[start INPUT ROWS]
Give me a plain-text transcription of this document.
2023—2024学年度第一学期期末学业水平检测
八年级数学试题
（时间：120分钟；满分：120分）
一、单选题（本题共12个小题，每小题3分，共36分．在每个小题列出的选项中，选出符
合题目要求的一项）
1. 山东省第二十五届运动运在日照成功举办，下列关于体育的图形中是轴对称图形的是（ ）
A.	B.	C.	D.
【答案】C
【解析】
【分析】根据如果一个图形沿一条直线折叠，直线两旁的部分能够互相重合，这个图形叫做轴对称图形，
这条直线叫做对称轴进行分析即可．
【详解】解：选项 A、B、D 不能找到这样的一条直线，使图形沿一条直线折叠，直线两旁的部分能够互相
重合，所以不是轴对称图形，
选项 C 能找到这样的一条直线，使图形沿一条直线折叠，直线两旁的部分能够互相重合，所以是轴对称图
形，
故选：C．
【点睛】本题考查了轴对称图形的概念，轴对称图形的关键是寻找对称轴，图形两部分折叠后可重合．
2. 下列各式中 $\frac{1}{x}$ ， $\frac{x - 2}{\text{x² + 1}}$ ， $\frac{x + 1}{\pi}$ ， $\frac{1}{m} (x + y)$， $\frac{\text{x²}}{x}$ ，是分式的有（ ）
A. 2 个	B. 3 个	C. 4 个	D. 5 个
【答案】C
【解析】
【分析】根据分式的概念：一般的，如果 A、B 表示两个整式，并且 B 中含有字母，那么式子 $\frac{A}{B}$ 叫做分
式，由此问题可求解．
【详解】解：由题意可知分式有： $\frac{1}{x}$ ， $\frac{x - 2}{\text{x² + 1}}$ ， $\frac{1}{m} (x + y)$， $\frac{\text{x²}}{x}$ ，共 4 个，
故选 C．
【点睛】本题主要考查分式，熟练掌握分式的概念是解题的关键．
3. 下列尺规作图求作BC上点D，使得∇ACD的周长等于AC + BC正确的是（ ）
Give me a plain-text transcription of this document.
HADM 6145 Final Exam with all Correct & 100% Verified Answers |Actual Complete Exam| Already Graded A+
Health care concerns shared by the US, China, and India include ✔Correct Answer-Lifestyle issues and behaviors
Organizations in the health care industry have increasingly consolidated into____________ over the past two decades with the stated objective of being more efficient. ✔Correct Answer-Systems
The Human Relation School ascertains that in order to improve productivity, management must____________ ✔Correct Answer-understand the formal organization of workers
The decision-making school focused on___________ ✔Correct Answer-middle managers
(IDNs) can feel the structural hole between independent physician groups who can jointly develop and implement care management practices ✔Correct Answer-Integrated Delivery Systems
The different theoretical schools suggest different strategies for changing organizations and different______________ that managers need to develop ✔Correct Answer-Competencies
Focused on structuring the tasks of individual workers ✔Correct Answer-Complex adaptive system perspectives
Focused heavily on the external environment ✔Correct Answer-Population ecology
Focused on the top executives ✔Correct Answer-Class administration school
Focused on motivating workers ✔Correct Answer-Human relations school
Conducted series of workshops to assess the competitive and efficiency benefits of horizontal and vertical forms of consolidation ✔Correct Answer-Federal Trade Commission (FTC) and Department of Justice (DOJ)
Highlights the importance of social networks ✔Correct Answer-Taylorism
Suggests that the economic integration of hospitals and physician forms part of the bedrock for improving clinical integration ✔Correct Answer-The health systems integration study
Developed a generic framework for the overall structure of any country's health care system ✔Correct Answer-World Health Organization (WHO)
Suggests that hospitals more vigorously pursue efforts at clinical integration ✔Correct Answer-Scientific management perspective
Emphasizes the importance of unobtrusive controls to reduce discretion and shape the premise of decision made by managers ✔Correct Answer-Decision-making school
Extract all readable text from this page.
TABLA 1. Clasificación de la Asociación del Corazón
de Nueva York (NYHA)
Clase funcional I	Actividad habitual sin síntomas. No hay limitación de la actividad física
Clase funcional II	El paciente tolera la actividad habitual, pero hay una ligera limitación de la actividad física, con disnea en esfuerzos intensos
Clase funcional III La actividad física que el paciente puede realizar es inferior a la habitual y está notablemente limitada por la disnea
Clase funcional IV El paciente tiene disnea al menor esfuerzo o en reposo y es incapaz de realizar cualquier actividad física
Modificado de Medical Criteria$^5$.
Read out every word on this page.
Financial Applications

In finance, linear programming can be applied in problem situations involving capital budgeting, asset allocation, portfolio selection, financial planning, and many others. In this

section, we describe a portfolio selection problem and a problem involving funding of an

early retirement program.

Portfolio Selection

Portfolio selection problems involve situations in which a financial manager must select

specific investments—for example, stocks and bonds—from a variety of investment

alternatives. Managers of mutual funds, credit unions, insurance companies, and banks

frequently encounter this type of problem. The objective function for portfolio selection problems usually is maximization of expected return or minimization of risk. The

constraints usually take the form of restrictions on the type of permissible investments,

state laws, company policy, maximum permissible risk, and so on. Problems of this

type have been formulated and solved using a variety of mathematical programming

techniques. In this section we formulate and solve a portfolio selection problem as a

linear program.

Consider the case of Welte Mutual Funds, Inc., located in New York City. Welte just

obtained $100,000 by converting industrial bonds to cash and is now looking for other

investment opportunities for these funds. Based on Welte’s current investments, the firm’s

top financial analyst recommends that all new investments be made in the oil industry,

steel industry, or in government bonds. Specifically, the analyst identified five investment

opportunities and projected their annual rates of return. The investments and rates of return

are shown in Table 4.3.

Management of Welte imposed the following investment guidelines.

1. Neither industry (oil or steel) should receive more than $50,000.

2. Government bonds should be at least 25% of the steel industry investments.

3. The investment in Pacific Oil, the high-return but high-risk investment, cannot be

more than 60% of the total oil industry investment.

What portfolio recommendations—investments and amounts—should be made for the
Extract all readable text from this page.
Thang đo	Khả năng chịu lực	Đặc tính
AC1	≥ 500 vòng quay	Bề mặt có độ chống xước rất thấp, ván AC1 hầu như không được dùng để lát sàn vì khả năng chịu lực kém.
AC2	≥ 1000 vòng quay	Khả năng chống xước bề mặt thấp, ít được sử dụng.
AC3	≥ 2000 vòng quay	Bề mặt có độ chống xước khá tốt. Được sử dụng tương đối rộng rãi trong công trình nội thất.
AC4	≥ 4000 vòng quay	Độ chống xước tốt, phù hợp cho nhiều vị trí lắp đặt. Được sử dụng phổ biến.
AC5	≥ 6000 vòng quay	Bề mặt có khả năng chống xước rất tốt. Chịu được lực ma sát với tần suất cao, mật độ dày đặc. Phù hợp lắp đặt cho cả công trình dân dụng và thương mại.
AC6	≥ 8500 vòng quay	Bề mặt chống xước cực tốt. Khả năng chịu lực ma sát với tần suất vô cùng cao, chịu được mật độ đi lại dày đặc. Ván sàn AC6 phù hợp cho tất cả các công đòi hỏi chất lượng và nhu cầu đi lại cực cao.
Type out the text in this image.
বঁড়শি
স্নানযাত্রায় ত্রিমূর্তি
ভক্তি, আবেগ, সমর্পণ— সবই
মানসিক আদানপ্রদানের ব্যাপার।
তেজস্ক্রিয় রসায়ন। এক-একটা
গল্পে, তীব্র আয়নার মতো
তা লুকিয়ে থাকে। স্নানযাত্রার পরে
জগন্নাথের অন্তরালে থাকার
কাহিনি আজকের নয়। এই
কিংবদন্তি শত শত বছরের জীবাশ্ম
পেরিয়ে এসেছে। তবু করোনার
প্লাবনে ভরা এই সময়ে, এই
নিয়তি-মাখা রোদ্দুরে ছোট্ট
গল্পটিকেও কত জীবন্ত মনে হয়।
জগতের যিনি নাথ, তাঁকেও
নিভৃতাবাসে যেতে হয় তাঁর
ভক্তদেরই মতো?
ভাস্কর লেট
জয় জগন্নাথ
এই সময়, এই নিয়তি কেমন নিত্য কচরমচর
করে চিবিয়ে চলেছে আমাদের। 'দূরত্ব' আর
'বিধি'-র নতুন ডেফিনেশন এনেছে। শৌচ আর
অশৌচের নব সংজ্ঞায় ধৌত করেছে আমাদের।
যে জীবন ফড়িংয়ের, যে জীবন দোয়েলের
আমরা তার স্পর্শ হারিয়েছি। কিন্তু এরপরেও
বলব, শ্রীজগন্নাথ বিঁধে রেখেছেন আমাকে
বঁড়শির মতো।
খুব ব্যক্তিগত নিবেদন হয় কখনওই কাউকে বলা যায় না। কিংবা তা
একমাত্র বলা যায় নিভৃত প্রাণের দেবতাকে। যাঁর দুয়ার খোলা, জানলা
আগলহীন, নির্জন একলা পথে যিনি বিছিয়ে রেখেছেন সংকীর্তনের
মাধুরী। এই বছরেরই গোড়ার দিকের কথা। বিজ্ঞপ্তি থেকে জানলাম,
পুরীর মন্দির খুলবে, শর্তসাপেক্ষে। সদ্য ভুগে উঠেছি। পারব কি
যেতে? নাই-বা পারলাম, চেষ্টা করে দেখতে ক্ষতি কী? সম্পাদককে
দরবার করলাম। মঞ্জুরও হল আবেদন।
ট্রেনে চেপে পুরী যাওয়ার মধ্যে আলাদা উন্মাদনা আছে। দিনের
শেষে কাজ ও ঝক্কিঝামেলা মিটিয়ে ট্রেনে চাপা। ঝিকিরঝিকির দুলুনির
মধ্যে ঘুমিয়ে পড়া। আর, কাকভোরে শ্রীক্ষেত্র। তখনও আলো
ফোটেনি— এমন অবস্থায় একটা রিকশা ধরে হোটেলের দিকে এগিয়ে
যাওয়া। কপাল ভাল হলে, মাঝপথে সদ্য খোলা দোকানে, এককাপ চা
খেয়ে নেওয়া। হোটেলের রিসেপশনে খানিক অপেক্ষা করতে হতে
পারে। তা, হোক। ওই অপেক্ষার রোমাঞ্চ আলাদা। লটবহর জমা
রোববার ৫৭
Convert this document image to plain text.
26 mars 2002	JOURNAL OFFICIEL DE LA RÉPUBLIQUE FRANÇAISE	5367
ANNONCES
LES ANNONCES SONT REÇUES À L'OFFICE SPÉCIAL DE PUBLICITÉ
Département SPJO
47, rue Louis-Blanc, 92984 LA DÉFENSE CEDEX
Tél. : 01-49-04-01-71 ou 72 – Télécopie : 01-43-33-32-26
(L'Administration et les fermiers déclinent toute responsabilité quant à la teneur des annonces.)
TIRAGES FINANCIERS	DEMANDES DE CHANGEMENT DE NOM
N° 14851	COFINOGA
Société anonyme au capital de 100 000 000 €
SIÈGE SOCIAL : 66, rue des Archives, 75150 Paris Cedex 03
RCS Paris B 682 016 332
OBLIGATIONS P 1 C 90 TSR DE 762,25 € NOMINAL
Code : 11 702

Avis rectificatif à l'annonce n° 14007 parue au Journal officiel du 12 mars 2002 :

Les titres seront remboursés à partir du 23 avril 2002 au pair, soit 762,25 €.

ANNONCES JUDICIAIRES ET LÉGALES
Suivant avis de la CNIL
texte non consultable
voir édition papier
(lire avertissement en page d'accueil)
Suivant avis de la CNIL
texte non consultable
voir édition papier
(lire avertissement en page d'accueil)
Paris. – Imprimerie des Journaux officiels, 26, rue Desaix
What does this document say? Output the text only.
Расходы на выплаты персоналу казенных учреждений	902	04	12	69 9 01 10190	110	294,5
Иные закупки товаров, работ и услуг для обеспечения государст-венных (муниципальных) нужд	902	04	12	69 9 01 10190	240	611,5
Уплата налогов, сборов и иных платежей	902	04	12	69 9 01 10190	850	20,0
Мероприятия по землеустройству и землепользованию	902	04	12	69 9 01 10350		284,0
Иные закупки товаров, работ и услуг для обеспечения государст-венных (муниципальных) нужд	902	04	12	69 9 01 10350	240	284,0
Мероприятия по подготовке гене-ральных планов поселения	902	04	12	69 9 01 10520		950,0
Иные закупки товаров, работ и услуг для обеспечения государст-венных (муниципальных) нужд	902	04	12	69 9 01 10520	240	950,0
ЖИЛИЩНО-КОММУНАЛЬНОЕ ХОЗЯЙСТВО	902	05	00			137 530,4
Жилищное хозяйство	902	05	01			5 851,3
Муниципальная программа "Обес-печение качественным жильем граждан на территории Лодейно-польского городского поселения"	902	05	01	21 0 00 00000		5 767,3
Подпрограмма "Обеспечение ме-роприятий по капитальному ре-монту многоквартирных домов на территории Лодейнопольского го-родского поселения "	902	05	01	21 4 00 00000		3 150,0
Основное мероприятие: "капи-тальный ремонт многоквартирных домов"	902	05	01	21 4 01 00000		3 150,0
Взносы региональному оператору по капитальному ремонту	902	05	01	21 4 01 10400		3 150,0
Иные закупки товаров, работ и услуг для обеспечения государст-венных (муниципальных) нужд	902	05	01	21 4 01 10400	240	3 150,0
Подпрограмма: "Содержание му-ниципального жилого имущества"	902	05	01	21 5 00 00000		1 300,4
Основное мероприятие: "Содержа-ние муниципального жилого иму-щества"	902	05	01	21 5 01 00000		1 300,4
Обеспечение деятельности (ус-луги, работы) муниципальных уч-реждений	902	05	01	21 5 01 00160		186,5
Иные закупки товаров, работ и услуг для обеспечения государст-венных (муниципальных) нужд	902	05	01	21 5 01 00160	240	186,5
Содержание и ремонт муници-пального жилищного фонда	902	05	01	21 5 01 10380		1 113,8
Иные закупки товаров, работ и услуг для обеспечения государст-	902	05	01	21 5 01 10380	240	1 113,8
[end INPUT ROWS]
TO BE DONE — Pull every line containing "analyst" from the material above.

RESULT BELOW —
top financial analyst recommends that all new investments be made in the oil industry,
steel industry, or in government bonds. Specifically, the analyst identified five investment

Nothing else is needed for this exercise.